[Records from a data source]
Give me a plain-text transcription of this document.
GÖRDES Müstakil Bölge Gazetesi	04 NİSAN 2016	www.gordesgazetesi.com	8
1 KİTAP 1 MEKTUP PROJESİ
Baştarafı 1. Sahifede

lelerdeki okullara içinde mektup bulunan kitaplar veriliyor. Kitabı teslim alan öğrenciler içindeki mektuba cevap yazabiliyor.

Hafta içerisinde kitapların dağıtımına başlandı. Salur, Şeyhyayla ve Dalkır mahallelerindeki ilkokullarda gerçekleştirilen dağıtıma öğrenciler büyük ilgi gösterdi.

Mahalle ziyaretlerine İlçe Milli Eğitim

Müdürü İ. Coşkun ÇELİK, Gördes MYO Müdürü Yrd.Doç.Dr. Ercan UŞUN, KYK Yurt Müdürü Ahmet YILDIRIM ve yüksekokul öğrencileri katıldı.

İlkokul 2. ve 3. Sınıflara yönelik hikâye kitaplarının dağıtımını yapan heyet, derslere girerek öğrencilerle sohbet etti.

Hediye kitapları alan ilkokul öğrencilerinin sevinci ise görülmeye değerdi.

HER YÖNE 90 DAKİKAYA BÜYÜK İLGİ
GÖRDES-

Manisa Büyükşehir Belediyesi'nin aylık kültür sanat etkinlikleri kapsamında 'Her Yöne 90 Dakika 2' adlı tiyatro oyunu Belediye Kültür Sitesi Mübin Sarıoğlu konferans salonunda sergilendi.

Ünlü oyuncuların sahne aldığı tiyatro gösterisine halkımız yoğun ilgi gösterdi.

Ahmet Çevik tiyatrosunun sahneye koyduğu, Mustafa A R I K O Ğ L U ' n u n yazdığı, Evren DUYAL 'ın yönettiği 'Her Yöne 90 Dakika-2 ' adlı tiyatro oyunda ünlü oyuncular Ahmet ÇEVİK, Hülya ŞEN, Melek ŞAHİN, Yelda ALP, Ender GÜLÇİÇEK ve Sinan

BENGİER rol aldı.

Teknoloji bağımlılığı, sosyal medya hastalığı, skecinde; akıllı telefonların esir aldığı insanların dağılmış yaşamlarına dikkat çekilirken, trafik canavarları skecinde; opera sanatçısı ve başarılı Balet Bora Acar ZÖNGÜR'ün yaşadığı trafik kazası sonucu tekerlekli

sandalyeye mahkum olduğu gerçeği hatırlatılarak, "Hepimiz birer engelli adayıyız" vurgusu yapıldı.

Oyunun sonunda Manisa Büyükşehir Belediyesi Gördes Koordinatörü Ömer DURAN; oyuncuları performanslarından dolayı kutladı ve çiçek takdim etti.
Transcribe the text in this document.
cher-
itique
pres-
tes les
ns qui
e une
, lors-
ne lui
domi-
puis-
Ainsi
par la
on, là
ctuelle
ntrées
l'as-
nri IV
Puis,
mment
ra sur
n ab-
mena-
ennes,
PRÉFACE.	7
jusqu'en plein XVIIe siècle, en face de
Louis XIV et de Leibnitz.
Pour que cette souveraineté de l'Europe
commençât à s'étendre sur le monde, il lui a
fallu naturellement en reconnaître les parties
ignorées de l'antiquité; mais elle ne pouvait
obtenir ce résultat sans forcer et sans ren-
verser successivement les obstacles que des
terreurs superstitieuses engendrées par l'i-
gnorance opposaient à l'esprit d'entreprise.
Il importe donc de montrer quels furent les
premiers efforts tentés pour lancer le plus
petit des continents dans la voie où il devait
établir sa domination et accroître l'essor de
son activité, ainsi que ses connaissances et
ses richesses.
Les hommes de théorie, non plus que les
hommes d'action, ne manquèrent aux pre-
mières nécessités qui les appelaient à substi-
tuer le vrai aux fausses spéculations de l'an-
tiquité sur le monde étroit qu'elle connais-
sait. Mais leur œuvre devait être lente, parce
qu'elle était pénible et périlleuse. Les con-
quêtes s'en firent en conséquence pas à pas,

Job –
Please quote the records above exactly, without skipping a line.

Problem solution –
Give me a plain-text transcription of this document.
GÖRDES Müstakil Bölge Gazetesi	04 NİSAN 2016	www.gordesgazetesi.com	8
1 KİTAP 1 MEKTUP PROJESİ
Baştarafı 1. Sahifede

lelerdeki okullara içinde mektup bulunan kitaplar veriliyor. Kitabı teslim alan öğrenciler içindeki mektuba cevap yazabiliyor.

Hafta içerisinde kitapların dağıtımına başlandı. Salur, Şeyhyayla ve Dalkır mahallelerindeki ilkokullarda gerçekleştirilen dağıtıma öğrenciler büyük ilgi gösterdi.

Mahalle ziyaretlerine İlçe Milli Eğitim

Müdürü İ. Coşkun ÇELİK, Gördes MYO Müdürü Yrd.Doç.Dr. Ercan UŞUN, KYK Yurt Müdürü Ahmet YILDIRIM ve yüksekokul öğrencileri katıldı.

İlkokul 2. ve 3. Sınıflara yönelik hikâye kitaplarının dağıtımını yapan heyet, derslere girerek öğrencilerle sohbet etti.

Hediye kitapları alan ilkokul öğrencilerinin sevinci ise görülmeye değerdi.

HER YÖNE 90 DAKİKAYA BÜYÜK İLGİ
GÖRDES-

Manisa Büyükşehir Belediyesi'nin aylık kültür sanat etkinlikleri kapsamında 'Her Yöne 90 Dakika 2' adlı tiyatro oyunu Belediye Kültür Sitesi Mübin Sarıoğlu konferans salonunda sergilendi.

Ünlü oyuncuların sahne aldığı tiyatro gösterisine halkımız yoğun ilgi gösterdi.

Ahmet Çevik tiyatrosunun sahneye koyduğu, Mustafa A R I K O Ğ L U ' n u n yazdığı, Evren DUYAL 'ın yönettiği 'Her Yöne 90 Dakika-2 ' adlı tiyatro oyunda ünlü oyuncular Ahmet ÇEVİK, Hülya ŞEN, Melek ŞAHİN, Yelda ALP, Ender GÜLÇİÇEK ve Sinan

BENGİER rol aldı.

Teknoloji bağımlılığı, sosyal medya hastalığı, skecinde; akıllı telefonların esir aldığı insanların dağılmış yaşamlarına dikkat çekilirken, trafik canavarları skecinde; opera sanatçısı ve başarılı Balet Bora Acar ZÖNGÜR'ün yaşadığı trafik kazası sonucu tekerlekli

sandalyeye mahkum olduğu gerçeği hatırlatılarak, "Hepimiz birer engelli adayıyız" vurgusu yapıldı.

Oyunun sonunda Manisa Büyükşehir Belediyesi Gördes Koordinatörü Ömer DURAN; oyuncuları performanslarından dolayı kutladı ve çiçek takdim etti.
Transcribe the text in this document.
cher-
itique
pres-
tes les
ns qui
e une
, lors-
ne lui
domi-
puis-
Ainsi
par la
on, là
ctuelle
ntrées
l'as-
nri IV
Puis,
mment
ra sur
n ab-
mena-
ennes,
PRÉFACE.	7
jusqu'en plein XVIIe siècle, en face de
Louis XIV et de Leibnitz.
Pour que cette souveraineté de l'Europe
commençât à s'étendre sur le monde, il lui a
fallu naturellement en reconnaître les parties
ignorées de l'antiquité; mais elle ne pouvait
obtenir ce résultat sans forcer et sans ren-
verser successivement les obstacles que des
terreurs superstitieuses engendrées par l'i-
gnorance opposaient à l'esprit d'entreprise.
Il importe donc de montrer quels furent les
premiers efforts tentés pour lancer le plus
petit des continents dans la voie où il devait
établir sa domination et accroître l'essor de
son activité, ainsi que ses connaissances et
ses richesses.
Les hommes de théorie, non plus que les
hommes d'action, ne manquèrent aux pre-
mières nécessités qui les appelaient à substi-
tuer le vrai aux fausses spéculations de l'an-
tiquité sur le monde étroit qu'elle connais-
sait. Mais leur œuvre devait être lente, parce
qu'elle était pénible et périlleuse. Les con-
quêtes s'en firent en conséquence pas à pas,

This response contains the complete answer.